> Task instructions
All records should be reproduced verbatim.

> Supplied data
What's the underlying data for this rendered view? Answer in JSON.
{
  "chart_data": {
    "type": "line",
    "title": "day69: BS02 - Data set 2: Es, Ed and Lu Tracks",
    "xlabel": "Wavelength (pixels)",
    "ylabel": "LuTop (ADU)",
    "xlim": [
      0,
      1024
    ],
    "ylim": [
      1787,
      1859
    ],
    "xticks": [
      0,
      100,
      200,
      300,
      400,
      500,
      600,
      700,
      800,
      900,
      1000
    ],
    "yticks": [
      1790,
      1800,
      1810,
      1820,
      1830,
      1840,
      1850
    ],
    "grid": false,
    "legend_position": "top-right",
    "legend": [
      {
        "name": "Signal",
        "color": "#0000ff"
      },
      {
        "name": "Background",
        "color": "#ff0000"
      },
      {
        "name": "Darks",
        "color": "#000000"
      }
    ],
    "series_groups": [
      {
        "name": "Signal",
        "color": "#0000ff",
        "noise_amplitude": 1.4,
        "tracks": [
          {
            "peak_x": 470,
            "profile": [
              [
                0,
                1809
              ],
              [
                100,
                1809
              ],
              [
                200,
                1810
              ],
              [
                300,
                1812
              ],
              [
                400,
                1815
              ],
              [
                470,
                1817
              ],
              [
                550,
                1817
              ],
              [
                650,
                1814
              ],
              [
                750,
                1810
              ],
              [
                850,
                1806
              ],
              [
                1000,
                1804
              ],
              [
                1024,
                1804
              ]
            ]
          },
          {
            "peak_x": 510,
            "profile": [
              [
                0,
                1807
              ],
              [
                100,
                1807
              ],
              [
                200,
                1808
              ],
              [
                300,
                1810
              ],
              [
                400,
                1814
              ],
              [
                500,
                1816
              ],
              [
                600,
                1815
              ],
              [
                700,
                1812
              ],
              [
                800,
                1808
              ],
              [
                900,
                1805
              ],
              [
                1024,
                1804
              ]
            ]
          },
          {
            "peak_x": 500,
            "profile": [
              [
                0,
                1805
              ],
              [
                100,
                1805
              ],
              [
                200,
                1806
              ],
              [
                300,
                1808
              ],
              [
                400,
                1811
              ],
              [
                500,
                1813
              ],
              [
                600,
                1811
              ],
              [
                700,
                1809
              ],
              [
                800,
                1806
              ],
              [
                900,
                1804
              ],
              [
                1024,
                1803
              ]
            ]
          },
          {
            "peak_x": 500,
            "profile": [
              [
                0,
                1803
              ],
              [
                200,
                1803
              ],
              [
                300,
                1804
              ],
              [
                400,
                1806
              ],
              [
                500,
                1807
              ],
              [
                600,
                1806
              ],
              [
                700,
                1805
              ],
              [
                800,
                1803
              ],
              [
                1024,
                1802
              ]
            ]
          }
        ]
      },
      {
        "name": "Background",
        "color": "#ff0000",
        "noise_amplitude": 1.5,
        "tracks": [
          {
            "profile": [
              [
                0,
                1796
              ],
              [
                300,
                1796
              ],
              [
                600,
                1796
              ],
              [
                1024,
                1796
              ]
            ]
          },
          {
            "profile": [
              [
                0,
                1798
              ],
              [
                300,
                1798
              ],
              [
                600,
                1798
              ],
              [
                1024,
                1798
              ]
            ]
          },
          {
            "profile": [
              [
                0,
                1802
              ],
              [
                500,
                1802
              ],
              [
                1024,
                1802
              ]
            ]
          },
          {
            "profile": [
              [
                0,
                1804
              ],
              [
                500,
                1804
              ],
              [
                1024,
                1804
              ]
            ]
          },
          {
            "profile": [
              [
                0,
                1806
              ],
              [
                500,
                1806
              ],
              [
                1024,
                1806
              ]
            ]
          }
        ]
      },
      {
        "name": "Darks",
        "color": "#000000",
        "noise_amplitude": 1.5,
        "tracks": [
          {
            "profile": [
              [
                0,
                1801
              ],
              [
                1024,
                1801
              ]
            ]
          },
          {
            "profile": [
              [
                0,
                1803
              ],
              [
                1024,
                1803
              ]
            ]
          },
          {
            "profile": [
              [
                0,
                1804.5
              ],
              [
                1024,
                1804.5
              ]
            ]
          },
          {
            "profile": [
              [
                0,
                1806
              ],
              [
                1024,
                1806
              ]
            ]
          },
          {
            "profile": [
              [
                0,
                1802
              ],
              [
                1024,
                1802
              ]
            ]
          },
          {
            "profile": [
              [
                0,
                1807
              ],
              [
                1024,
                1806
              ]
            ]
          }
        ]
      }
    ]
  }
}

> Complete response
What's the underlying data for this rendered view? Answer in JSON.
{
  "chart_data": {
    "type": "line",
    "title": "day69: BS02 - Data set 2: Es, Ed and Lu Tracks",
    "xlabel": "Wavelength (pixels)",
    "ylabel": "LuTop (ADU)",
    "xlim": [
      0,
      1024
    ],
    "ylim": [
      1787,
      1859
    ],
    "xticks": [
      0,
      100,
      200,
      300,
      400,
      500,
      600,
      700,
      800,
      900,
      1000
    ],
    "yticks": [
      1790,
      1800,
      1810,
      1820,
      1830,
      1840,
      1850
    ],
    "grid": false,
    "legend_position": "top-right",
    "legend": [
      {
        "name": "Signal",
        "color": "#0000ff"
      },
      {
        "name": "Background",
        "color": "#ff0000"
      },
      {
        "name": "Darks",
        "color": "#000000"
      }
    ],
    "series_groups": [
      {
        "name": "Signal",
        "color": "#0000ff",
        "noise_amplitude": 1.4,
        "tracks": [
          {
            "peak_x": 470,
            "profile": [
              [
                0,
                1809
              ],
              [
                100,
                1809
              ],
              [
                200,
                1810
              ],
              [
                300,
                1812
              ],
              [
                400,
                1815
              ],
              [
                470,
                1817
              ],
              [
                550,
                1817
              ],
              [
                650,
                1814
              ],
              [
                750,
                1810
              ],
              [
                850,
                1806
              ],
              [
                1000,
                1804
              ],
              [
                1024,
                1804
              ]
            ]
          },
          {
            "peak_x": 510,
            "profile": [
              [
                0,
                1807
              ],
              [
                100,
                1807
              ],
              [
                200,
                1808
              ],
              [
                300,
                1810
              ],
              [
                400,
                1814
              ],
              [
                500,
                1816
              ],
              [
                600,
                1815
              ],
              [
                700,
                1812
              ],
              [
                800,
                1808
              ],
              [
                900,
                1805
              ],
              [
                1024,
                1804
              ]
            ]
          },
          {
            "peak_x": 500,
            "profile": [
              [
                0,
                1805
              ],
              [
                100,
                1805
              ],
              [
                200,
                1806
              ],
              [
                300,
                1808
              ],
              [
                400,
                1811
              ],
              [
                500,
                1813
              ],
              [
                600,
                1811
              ],
              [
                700,
                1809
              ],
              [
                800,
                1806
              ],
              [
                900,
                1804
              ],
              [
                1024,
                1803
              ]
            ]
          },
          {
            "peak_x": 500,
            "profile": [
              [
                0,
                1803
              ],
              [
                200,
                1803
              ],
              [
                300,
                1804
              ],
              [
                400,
                1806
              ],
              [
                500,
                1807
              ],
              [
                600,
                1806
              ],
              [
                700,
                1805
              ],
              [
                800,
                1803
              ],
              [
                1024,
                1802
              ]
            ]
          }
        ]
      },
      {
        "name": "Background",
        "color": "#ff0000",
        "noise_amplitude": 1.5,
        "tracks": [
          {
            "profile": [
              [
                0,
                1796
              ],
              [
                300,
                1796
              ],
              [
                600,
                1796
              ],
              [
                1024,
                1796
              ]
            ]
          },
          {
            "profile": [
              [
                0,
                1798
              ],
              [
                300,
                1798
              ],
              [
                600,
                1798
              ],
              [
                1024,
                1798
              ]
            ]
          },
          {
            "profile": [
              [
                0,
                1802
              ],
              [
                500,
                1802
              ],
              [
                1024,
                1802
              ]
            ]
          },
          {
            "profile": [
              [
                0,
                1804
              ],
              [
                500,
                1804
              ],
              [
                1024,
                1804
              ]
            ]
          },
          {
            "profile": [
              [
                0,
                1806
              ],
              [
                500,
                1806
              ],
              [
                1024,
                1806
              ]
            ]
          }
        ]
      },
      {
        "name": "Darks",
        "color": "#000000",
        "noise_amplitude": 1.5,
        "tracks": [
          {
            "profile": [
              [
                0,
                1801
              ],
              [
                1024,
                1801
              ]
            ]
          },
          {
            "profile": [
              [
                0,
                1803
              ],
              [
                1024,
                1803
              ]
            ]
          },
          {
            "profile": [
              [
                0,
                1804.5
              ],
              [
                1024,
                1804.5
              ]
            ]
          },
          {
            "profile": [
              [
                0,
                1806
              ],
              [
                1024,
                1806
              ]
            ]
          },
          {
            "profile": [
              [
                0,
                1802
              ],
              [
                1024,
                1802
              ]
            ]
          },
          {
            "profile": [
              [
                0,
                1807
              ],
              [
                1024,
                1806
              ]
            ]
          }
        ]
      }
    ]
  }
}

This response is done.